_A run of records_
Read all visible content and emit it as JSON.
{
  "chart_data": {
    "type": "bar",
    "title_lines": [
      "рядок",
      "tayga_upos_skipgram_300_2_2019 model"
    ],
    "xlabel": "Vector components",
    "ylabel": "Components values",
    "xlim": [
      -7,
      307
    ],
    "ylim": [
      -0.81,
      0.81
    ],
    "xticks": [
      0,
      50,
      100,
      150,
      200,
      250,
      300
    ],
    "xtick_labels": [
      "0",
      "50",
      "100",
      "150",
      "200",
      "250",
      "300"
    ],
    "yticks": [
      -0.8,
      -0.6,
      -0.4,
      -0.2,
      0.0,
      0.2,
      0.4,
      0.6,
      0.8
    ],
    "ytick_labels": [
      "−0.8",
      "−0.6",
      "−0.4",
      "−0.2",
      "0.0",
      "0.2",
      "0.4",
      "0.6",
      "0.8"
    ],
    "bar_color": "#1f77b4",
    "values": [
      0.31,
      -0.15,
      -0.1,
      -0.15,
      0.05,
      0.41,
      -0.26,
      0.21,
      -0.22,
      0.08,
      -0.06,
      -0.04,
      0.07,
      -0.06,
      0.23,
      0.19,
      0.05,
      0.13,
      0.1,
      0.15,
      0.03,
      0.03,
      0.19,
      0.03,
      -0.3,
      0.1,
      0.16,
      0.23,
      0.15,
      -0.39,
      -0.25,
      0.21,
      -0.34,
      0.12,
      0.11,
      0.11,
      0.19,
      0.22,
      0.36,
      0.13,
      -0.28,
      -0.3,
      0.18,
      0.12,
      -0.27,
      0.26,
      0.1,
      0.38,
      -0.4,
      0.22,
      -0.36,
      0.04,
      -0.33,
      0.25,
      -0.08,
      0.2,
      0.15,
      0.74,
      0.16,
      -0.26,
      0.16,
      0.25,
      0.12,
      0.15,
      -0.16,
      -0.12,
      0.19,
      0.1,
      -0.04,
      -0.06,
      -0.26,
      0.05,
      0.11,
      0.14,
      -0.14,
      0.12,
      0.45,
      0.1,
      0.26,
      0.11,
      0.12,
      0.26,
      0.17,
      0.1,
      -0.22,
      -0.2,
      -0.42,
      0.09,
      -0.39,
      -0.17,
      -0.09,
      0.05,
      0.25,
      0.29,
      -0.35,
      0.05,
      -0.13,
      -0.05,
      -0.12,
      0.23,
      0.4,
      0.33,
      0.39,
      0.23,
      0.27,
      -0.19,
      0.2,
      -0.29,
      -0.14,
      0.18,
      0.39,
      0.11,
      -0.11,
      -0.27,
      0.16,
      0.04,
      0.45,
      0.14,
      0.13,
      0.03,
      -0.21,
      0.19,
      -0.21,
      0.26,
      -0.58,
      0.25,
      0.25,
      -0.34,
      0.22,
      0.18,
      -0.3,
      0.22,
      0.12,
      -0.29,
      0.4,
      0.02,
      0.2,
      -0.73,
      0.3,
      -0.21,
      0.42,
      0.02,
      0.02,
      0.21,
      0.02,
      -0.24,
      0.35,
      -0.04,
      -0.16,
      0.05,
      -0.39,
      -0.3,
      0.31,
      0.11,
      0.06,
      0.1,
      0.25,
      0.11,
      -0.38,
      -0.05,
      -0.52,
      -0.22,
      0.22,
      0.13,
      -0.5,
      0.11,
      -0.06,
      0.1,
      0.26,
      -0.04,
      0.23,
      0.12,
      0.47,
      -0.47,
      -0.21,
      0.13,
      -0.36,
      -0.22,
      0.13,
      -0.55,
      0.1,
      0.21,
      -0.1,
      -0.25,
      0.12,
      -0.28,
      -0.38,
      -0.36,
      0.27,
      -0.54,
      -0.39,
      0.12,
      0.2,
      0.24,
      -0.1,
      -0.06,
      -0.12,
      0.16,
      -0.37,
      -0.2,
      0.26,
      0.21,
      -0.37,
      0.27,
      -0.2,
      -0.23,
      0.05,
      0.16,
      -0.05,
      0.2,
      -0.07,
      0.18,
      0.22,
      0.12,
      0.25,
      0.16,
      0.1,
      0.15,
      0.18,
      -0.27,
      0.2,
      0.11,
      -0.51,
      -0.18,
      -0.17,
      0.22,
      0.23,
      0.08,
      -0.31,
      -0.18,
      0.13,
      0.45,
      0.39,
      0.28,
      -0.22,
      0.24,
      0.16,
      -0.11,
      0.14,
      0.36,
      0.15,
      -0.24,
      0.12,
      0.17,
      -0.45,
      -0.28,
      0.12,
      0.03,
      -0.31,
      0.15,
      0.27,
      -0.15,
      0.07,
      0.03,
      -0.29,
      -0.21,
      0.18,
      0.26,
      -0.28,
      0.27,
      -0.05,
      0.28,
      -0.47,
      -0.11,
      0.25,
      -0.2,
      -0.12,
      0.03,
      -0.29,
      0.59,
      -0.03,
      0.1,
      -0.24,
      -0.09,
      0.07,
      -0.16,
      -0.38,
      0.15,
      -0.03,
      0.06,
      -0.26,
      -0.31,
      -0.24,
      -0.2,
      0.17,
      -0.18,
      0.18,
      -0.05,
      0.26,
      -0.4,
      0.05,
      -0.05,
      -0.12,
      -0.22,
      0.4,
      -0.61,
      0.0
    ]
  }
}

_CHALLENGE_
Your task is to repeat each line of the material exactly.

_RESPONSE BELOW_
Read all visible content and emit it as JSON.
{
  "chart_data": {
    "type": "bar",
    "title_lines": [
      "рядок",
      "tayga_upos_skipgram_300_2_2019 model"
    ],
    "xlabel": "Vector components",
    "ylabel": "Components values",
    "xlim": [
      -7,
      307
    ],
    "ylim": [
      -0.81,
      0.81
    ],
    "xticks": [
      0,
      50,
      100,
      150,
      200,
      250,
      300
    ],
    "xtick_labels": [
      "0",
      "50",
      "100",
      "150",
      "200",
      "250",
      "300"
    ],
    "yticks": [
      -0.8,
      -0.6,
      -0.4,
      -0.2,
      0.0,
      0.2,
      0.4,
      0.6,
      0.8
    ],
    "ytick_labels": [
      "−0.8",
      "−0.6",
      "−0.4",
      "−0.2",
      "0.0",
      "0.2",
      "0.4",
      "0.6",
      "0.8"
    ],
    "bar_color": "#1f77b4",
    "values": [
      0.31,
      -0.15,
      -0.1,
      -0.15,
      0.05,
      0.41,
      -0.26,
      0.21,
      -0.22,
      0.08,
      -0.06,
      -0.04,
      0.07,
      -0.06,
      0.23,
      0.19,
      0.05,
      0.13,
      0.1,
      0.15,
      0.03,
      0.03,
      0.19,
      0.03,
      -0.3,
      0.1,
      0.16,
      0.23,
      0.15,
      -0.39,
      -0.25,
      0.21,
      -0.34,
      0.12,
      0.11,
      0.11,
      0.19,
      0.22,
      0.36,
      0.13,
      -0.28,
      -0.3,
      0.18,
      0.12,
      -0.27,
      0.26,
      0.1,
      0.38,
      -0.4,
      0.22,
      -0.36,
      0.04,
      -0.33,
      0.25,
      -0.08,
      0.2,
      0.15,
      0.74,
      0.16,
      -0.26,
      0.16,
      0.25,
      0.12,
      0.15,
      -0.16,
      -0.12,
      0.19,
      0.1,
      -0.04,
      -0.06,
      -0.26,
      0.05,
      0.11,
      0.14,
      -0.14,
      0.12,
      0.45,
      0.1,
      0.26,
      0.11,
      0.12,
      0.26,
      0.17,
      0.1,
      -0.22,
      -0.2,
      -0.42,
      0.09,
      -0.39,
      -0.17,
      -0.09,
      0.05,
      0.25,
      0.29,
      -0.35,
      0.05,
      -0.13,
      -0.05,
      -0.12,
      0.23,
      0.4,
      0.33,
      0.39,
      0.23,
      0.27,
      -0.19,
      0.2,
      -0.29,
      -0.14,
      0.18,
      0.39,
      0.11,
      -0.11,
      -0.27,
      0.16,
      0.04,
      0.45,
      0.14,
      0.13,
      0.03,
      -0.21,
      0.19,
      -0.21,
      0.26,
      -0.58,
      0.25,
      0.25,
      -0.34,
      0.22,
      0.18,
      -0.3,
      0.22,
      0.12,
      -0.29,
      0.4,
      0.02,
      0.2,
      -0.73,
      0.3,
      -0.21,
      0.42,
      0.02,
      0.02,
      0.21,
      0.02,
      -0.24,
      0.35,
      -0.04,
      -0.16,
      0.05,
      -0.39,
      -0.3,
      0.31,
      0.11,
      0.06,
      0.1,
      0.25,
      0.11,
      -0.38,
      -0.05,
      -0.52,
      -0.22,
      0.22,
      0.13,
      -0.5,
      0.11,
      -0.06,
      0.1,
      0.26,
      -0.04,
      0.23,
      0.12,
      0.47,
      -0.47,
      -0.21,
      0.13,
      -0.36,
      -0.22,
      0.13,
      -0.55,
      0.1,
      0.21,
      -0.1,
      -0.25,
      0.12,
      -0.28,
      -0.38,
      -0.36,
      0.27,
      -0.54,
      -0.39,
      0.12,
      0.2,
      0.24,
      -0.1,
      -0.06,
      -0.12,
      0.16,
      -0.37,
      -0.2,
      0.26,
      0.21,
      -0.37,
      0.27,
      -0.2,
      -0.23,
      0.05,
      0.16,
      -0.05,
      0.2,
      -0.07,
      0.18,
      0.22,
      0.12,
      0.25,
      0.16,
      0.1,
      0.15,
      0.18,
      -0.27,
      0.2,
      0.11,
      -0.51,
      -0.18,
      -0.17,
      0.22,
      0.23,
      0.08,
      -0.31,
      -0.18,
      0.13,
      0.45,
      0.39,
      0.28,
      -0.22,
      0.24,
      0.16,
      -0.11,
      0.14,
      0.36,
      0.15,
      -0.24,
      0.12,
      0.17,
      -0.45,
      -0.28,
      0.12,
      0.03,
      -0.31,
      0.15,
      0.27,
      -0.15,
      0.07,
      0.03,
      -0.29,
      -0.21,
      0.18,
      0.26,
      -0.28,
      0.27,
      -0.05,
      0.28,
      -0.47,
      -0.11,
      0.25,
      -0.2,
      -0.12,
      0.03,
      -0.29,
      0.59,
      -0.03,
      0.1,
      -0.24,
      -0.09,
      0.07,
      -0.16,
      -0.38,
      0.15,
      -0.03,
      0.06,
      -0.26,
      -0.31,
      -0.24,
      -0.2,
      0.17,
      -0.18,
      0.18,
      -0.05,
      0.26,
      -0.4,
      0.05,
      -0.05,
      -0.12,
      -0.22,
      0.4,
      -0.61,
      0.0
    ]
  }
}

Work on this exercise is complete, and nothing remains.